Montag, 22. Mai 2017

Brief 331 vom 22.5.1942


Liebster, bester Ernst!                                       Konstanz, 22.5.42

Ich habe heute eine große Überraschung erlebt. Da kommt der Briefträger und gibt mir nach und nach 1, 2, 3, 4, 5, 6, 7 Briefe in die Hand. 6 für mich und einer für die Kinder. Ich habe es gar nicht glauben können, dass alle für mich sind. Es sind die Briefe vom 7., 8., 9., 12., 13. und 14. Da hatte ich viel zu lesen und viel Freude. Wie schon oft, bin ich immer wieder froh, dass du mir deine Erlebnisse berichtest. Ich bekomme doch dadurch ein wenig einen Begriff, wie du dort lebst. Von Eurer Fahrt bist du also wieder in deinem jetzigen Aufenthaltsort gelandet. Du hast ja in diesen Tagen mancherlei gesehen und erlebt.
Ich habe mich wirklich gewundert, dass es dort auch mal fließendes Wasser und WC gibt. Ich wurde da auch an eine Geschichte erinnert. Ich weiß nicht, habe ich sie gelesen oder gehört -, - nein, gelesen habe ich sie. Da fanden Soldaten auch ein WC in Russland. Es entstand ein kleiner Streit, wer diesen Luxus zuerst benutzen durfte. Endlich war der glückliche ausgewählt. Als er nun den Wasserzug in Bewegung setzen wollte, kam wohl kein Wasser, aber der ganze Wasserkasten herunter und dem Soldaten auf den Kopf. Glücklicherweise ist dir das nicht passiert.
Das Rezeptbuch meines Großvaters würde mich schon interessieren. Aber wer weiß, ob es Papa noch rausrückt.

☆ ☆ ☆

* _AUFGABENSTELLUNG_:
Schreiben Sie den Brief vom 22.5.1942 im selben Ton weiter, beginnend nach dem Satz „Aber wer weiß, ob es Papa noch rausrückt.“

☆ ☆ ☆

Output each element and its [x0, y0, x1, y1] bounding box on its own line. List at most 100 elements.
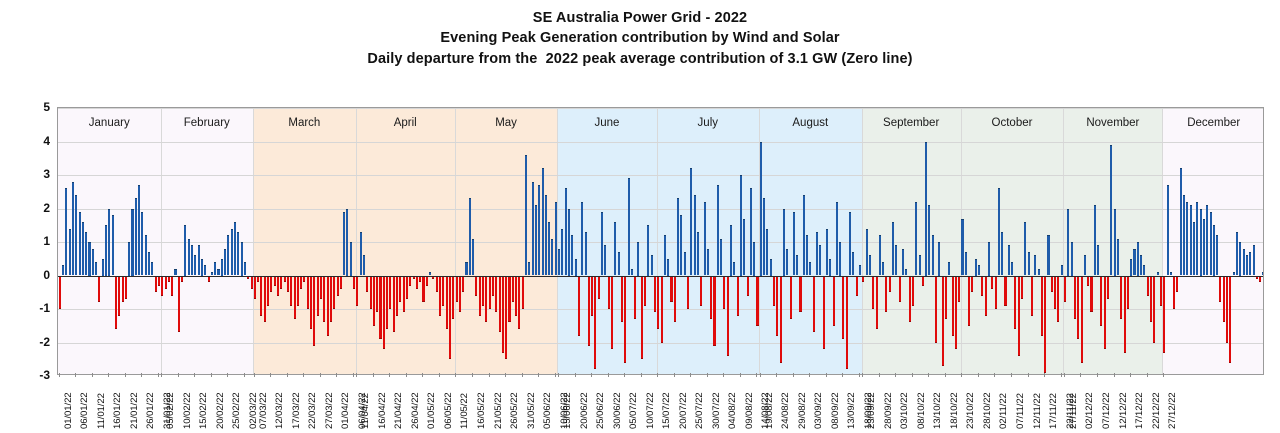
x-tick-label: 08/10/22: [915, 392, 927, 429]
bar: [495, 275, 498, 313]
bar: [131, 208, 134, 276]
x-tick-mark: [690, 373, 692, 377]
gridline-2: [58, 208, 1263, 210]
x-tick-mark: [895, 373, 897, 377]
x-tick-mark: [91, 373, 93, 377]
x-tick-mark: [1044, 373, 1046, 377]
bar: [1202, 218, 1205, 276]
x-tick-mark: [911, 373, 913, 377]
bar: [1249, 252, 1252, 276]
bar: [551, 238, 554, 276]
x-tick-label: 17/03/22: [290, 392, 302, 429]
month-label-april: April: [393, 117, 417, 129]
x-tick-mark: [455, 373, 457, 377]
bar: [610, 275, 614, 350]
bar: [405, 275, 408, 299]
bar: [667, 258, 670, 276]
y-tick-0: 0: [43, 267, 50, 282]
x-tick-label: 01/01/22: [62, 392, 74, 429]
x-tick-label: 11/01/22: [95, 393, 107, 429]
bar: [713, 275, 716, 346]
bar: [134, 198, 137, 276]
bar: [703, 201, 706, 276]
month-separator: [759, 108, 761, 374]
bar: [567, 208, 571, 276]
x-tick-mark: [319, 373, 321, 377]
bar: [1259, 275, 1262, 283]
y-tick-3: 3: [43, 167, 50, 181]
bar: [482, 275, 485, 306]
bar: [528, 262, 531, 276]
month-label-january: January: [88, 117, 130, 129]
bar: [806, 235, 809, 276]
bar: [954, 275, 957, 350]
bar: [1011, 262, 1014, 276]
bar: [1054, 275, 1057, 309]
x-tick-label: 03/09/22: [813, 392, 825, 429]
bar: [144, 235, 147, 276]
bar: [657, 275, 660, 330]
bar: [181, 275, 184, 283]
bar: [448, 275, 451, 360]
bar: [872, 275, 875, 309]
bar: [197, 245, 200, 276]
x-tick-mark: [157, 373, 159, 377]
bar: [799, 275, 802, 313]
bar: [918, 255, 921, 276]
bar: [673, 275, 676, 323]
bar: [270, 275, 273, 293]
x-tick-label: 08/09/22: [829, 392, 841, 429]
x-tick-label: 19/08/22: [763, 392, 775, 429]
x-tick-label: 28/09/22: [882, 392, 894, 429]
gridline--2: [58, 342, 1263, 344]
bar: [267, 275, 270, 306]
x-tick-mark: [739, 373, 741, 377]
bar: [971, 275, 974, 293]
bar: [819, 245, 822, 276]
x-axis-tick-labels: 01/01/22 06/01/22 11/01/22 16/01/22 21/01/22…: [57, 373, 1264, 433]
bar: [601, 211, 604, 276]
bar: [501, 275, 504, 353]
bar: [743, 218, 746, 276]
month-separator: [656, 108, 658, 374]
bar: [210, 272, 213, 276]
bar: [991, 275, 994, 289]
x-tick-label: 27/03/22: [323, 392, 335, 429]
month-separator: [1162, 108, 1164, 374]
bar: [882, 262, 885, 276]
x-tick-label: 26/04/22: [409, 392, 421, 429]
bar: [98, 275, 101, 303]
x-tick-mark: [488, 373, 490, 377]
bar: [1209, 211, 1212, 276]
x-tick-label: 03/10/22: [899, 392, 911, 429]
bar: [1136, 242, 1139, 276]
x-tick-label: 26/01/22: [145, 392, 157, 429]
bar: [802, 195, 805, 276]
bar: [293, 275, 296, 320]
bar: [753, 242, 756, 276]
bar: [958, 275, 961, 303]
bar: [508, 275, 511, 323]
bar: [915, 201, 918, 276]
x-tick-mark: [591, 373, 593, 377]
bar: [303, 275, 306, 283]
bar: [868, 255, 871, 276]
x-tick-label: 12/11/22: [1031, 393, 1043, 429]
x-tick-mark: [270, 373, 272, 377]
x-tick-label: 22/03/22: [307, 392, 319, 429]
bar: [491, 275, 494, 296]
bar: [1007, 245, 1010, 276]
bar: [465, 262, 468, 276]
bar: [749, 188, 752, 276]
x-tick-mark: [944, 373, 946, 377]
bar: [637, 242, 640, 276]
x-tick-mark: [286, 373, 288, 377]
x-tick-mark: [108, 373, 110, 377]
bar: [154, 275, 157, 293]
bar: [1090, 275, 1093, 313]
bar: [1262, 272, 1263, 276]
x-tick-label: 02/12/22: [1084, 392, 1096, 429]
x-tick-label: 25/06/22: [595, 392, 607, 429]
x-tick-label: 13/10/22: [932, 392, 944, 429]
x-tick-mark: [673, 373, 675, 377]
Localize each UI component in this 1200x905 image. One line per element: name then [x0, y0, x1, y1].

☆ ☆ ☆

* _ERGEBNIS_:
Für die Butter danke ich dir schon im Voraus. Mal sehen, wann sie ankommt. Ich denke bestimmt, dass ich sie noch zum kochen brauchen kann. Die Briefmarken hebe ich mit auf.
Daß du einen Jammerbrief geschrieben hättest, denke ich bestimmt nicht, und es ist auch keiner. Daß du mir schreibst, was dir am Herzen liegt, ist doch wohl selbstverständlich. Ich tue es doch auch. Wir stehen uns doch nächsten. Ich kann es dir auch sehr gut nachfühlen, wenn du dich manchmal einsam fühlst. Du hast ja auch niemand dort, den du kennst, und die Kameraden, mit denen du Freund warst, sind auch nicht bei dir. Dazu die öde Landschaft und die Menschen. Ich bin hier in der gewohnten Umgebung und habe die Kinder, und doch habe ich so große Sehnsucht nach dir. Du fehlst mir so. Ich möchte mich manchmal mit dir aussprechen, gerade in letzter Zeit wegen meinem Vater. Ich habe dir ja da auch geklagt, nicht wahr? Aber ich musste es dir schreiben, ich wusste nicht mehr aus und ein. Hoffentlich ist es dir auch recht, was ich geschrieben habe. Ich denke, wir streiten uns deshalb nicht mit Papa herum.
Wie gerne hätte ich dich hier, es ist manchmal so einsam. Aber wir müssen ja durchhalten und ohne Sieg gibt es keinen frieden. Wir haben es ja 1918 gesehen. Wir wollen aber ganz, ganz fest hoffen, dass wir uns gesund wiedersehen.
Von den Storchennestern habe ich Helga und Jörg erzählt. Am liebsten würden sie es selbst sehen. Sie können sich gar nicht vorstellen, dass es das wirklich gibt. Die anderen Vogelschilderungen haben mich auch erfreut.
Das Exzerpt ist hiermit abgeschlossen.